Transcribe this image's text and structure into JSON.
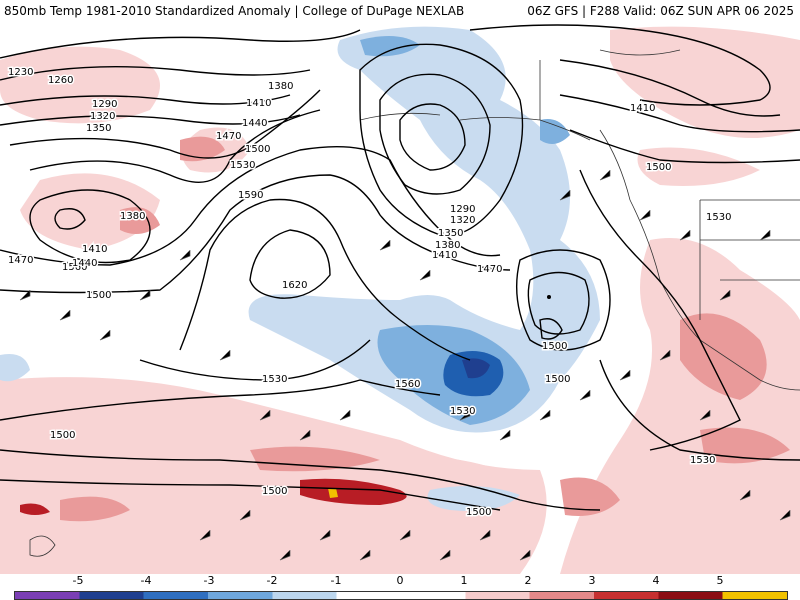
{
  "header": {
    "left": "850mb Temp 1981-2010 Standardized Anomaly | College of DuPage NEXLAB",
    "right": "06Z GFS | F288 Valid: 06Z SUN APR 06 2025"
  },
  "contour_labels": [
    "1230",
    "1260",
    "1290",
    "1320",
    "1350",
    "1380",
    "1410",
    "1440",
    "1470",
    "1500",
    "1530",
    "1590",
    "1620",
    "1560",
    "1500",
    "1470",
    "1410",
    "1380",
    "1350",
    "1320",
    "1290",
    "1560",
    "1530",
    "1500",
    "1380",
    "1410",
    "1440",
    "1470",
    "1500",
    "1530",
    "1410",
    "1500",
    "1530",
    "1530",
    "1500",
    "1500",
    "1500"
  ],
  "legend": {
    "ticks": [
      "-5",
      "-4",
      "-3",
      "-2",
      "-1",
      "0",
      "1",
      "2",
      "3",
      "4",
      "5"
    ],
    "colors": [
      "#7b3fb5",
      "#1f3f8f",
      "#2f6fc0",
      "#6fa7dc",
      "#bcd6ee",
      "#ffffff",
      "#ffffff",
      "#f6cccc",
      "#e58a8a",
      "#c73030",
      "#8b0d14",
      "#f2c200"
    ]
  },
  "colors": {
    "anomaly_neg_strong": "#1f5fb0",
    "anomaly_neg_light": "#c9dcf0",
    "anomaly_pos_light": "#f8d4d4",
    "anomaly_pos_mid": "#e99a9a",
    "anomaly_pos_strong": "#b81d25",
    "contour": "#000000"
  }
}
________________________________________
Restate every record exactly, please; do not copy the pictures.

Transcribe this image's text and structure into JSON.
{
  "header": {
    "left": "850mb Temp 1981-2010 Standardized Anomaly | College of DuPage NEXLAB",
    "right": "06Z GFS | F288 Valid: 06Z SUN APR 06 2025"
  },
  "contour_labels": [
    "1230",
    "1260",
    "1290",
    "1320",
    "1350",
    "1380",
    "1410",
    "1440",
    "1470",
    "1500",
    "1530",
    "1590",
    "1620",
    "1560",
    "1500",
    "1470",
    "1410",
    "1380",
    "1350",
    "1320",
    "1290",
    "1560",
    "1530",
    "1500",
    "1380",
    "1410",
    "1440",
    "1470",
    "1500",
    "1530",
    "1410",
    "1500",
    "1530",
    "1530",
    "1500",
    "1500",
    "1500"
  ],
  "legend": {
    "ticks": [
      "-5",
      "-4",
      "-3",
      "-2",
      "-1",
      "0",
      "1",
      "2",
      "3",
      "4",
      "5"
    ],
    "colors": [
      "#7b3fb5",
      "#1f3f8f",
      "#2f6fc0",
      "#6fa7dc",
      "#bcd6ee",
      "#ffffff",
      "#ffffff",
      "#f6cccc",
      "#e58a8a",
      "#c73030",
      "#8b0d14",
      "#f2c200"
    ]
  },
  "colors": {
    "anomaly_neg_strong": "#1f5fb0",
    "anomaly_neg_light": "#c9dcf0",
    "anomaly_pos_light": "#f8d4d4",
    "anomaly_pos_mid": "#e99a9a",
    "anomaly_pos_strong": "#b81d25",
    "contour": "#000000"
  }
}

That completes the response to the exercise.